> **Written task**
Search the material for the word "bambini" and copy each line that holds it.

> **Items**
------------------------------------------------------------------------

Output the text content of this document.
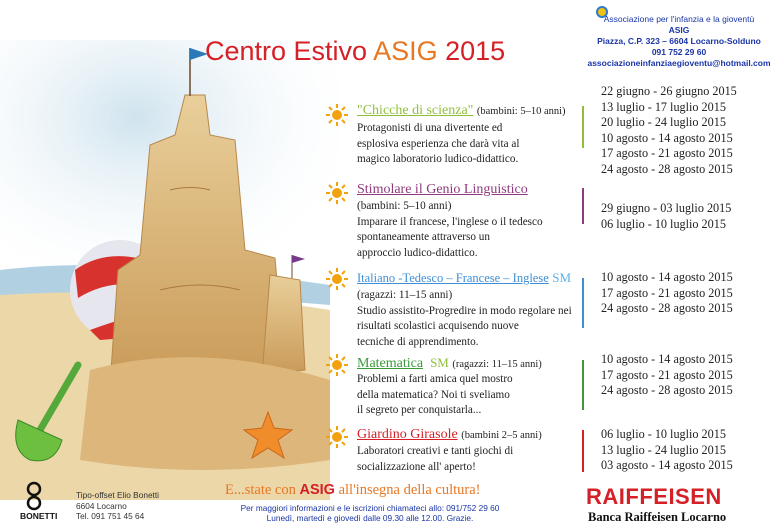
Centro Estivo ASIG 2015
Associazione per l'infanzia e la gioventù
ASIG
Piazza, C.P. 323 – 6604 Locarno-Solduno
091 752 29 60
associazioneinfanziaegioventu@hotmail.com
"Chicche di scienza" (bambini: 5–10 anni)
Protagonisti di una divertente ed
esplosiva esperienza che darà vita al
magico laboratorio ludico-didattico.
22 giugno - 26 giugno 2015
13 luglio - 17 luglio 2015
20 luglio - 24 luglio 2015
10 agosto - 14 agosto 2015
17 agosto - 21 agosto 2015
24 agosto - 28 agosto 2015
Stimolare il Genio Linguistico
(bambini: 5–10 anni)
Imparare il francese, l'inglese o il tedesco
spontaneamente attraverso un
approccio ludico-didattico.
29 giugno - 03 luglio 2015
06 luglio - 10 luglio 2015
Italiano -Tedesco – Francese – Inglese SM
(ragazzi: 11–15 anni)
Studio assistito-Progredire in modo regolare nei
risultati scolastici acquisendo nuove
tecniche di apprendimento.
10 agosto - 14 agosto 2015
17 agosto - 21 agosto 2015
24 agosto - 28 agosto 2015
Matematica SM (ragazzi: 11–15 anni)
Problemi a farti amica quel mostro
della matematica? Noi ti sveliamo
il segreto per conquistarla...
10 agosto - 14 agosto 2015
17 agosto - 21 agosto 2015
24 agosto - 28 agosto 2015
Giardino Girasole (bambini 2–5 anni)
Laboratori creativi e tanti giochi di
socializzazione all' aperto!
06 luglio - 10 luglio 2015
13 luglio - 24 luglio 2015
03 agosto - 14 agosto 2015
BONETTI
Tipo-offset Elio Bonetti
6604 Locarno
Tel. 091 751 45 64
E...state con ASIG all'insegna della cultura!
Per maggiori informazioni e le iscrizioni chiamateci allo: 091/752 29 60
Lunedì, martedì e giovedì dalle 09.30 alle 12.00. Grazie.
RAIFFEISEN
Banca Raiffeisen Locarno
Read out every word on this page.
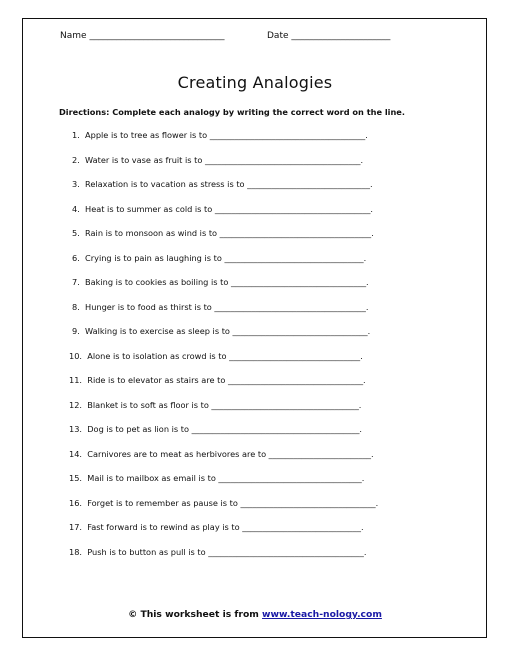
Name ______________________________	Date ______________________
Creating Analogies
Directions: Complete each analogy by writing the correct word on the line.
1. Apple is to tree as flower is to ______________________________________.
2. Water is to vase as fruit is to ______________________________________.
3. Relaxation is to vacation as stress is to ______________________________.
4. Heat is to summer as cold is to ______________________________________.
5. Rain is to monsoon as wind is to _____________________________________.
6. Crying is to pain as laughing is to __________________________________.
7. Baking is to cookies as boiling is to _________________________________.
8. Hunger is to food as thirst is to _____________________________________.
9. Walking is to exercise as sleep is to _________________________________.
10. Alone is to isolation as crowd is to ________________________________.
11. Ride is to elevator as stairs are to _________________________________.
12. Blanket is to soft as floor is to ____________________________________.
13. Dog is to pet as lion is to _________________________________________.
14. Carnivores are to meat as herbivores are to _________________________.
15. Mail is to mailbox as email is to ___________________________________.
16. Forget is to remember as pause is to _________________________________.
17. Fast forward is to rewind as play is to _____________________________.
18. Push is to button as pull is to ______________________________________.
© This worksheet is from www.teach-nology.com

------------------------------------------------------------------------

> **Response for this exercise**
"Chicche di scienza" (bambini: 5–10 anni)
(bambini: 5–10 anni)
Giardino Girasole (bambini 2–5 anni)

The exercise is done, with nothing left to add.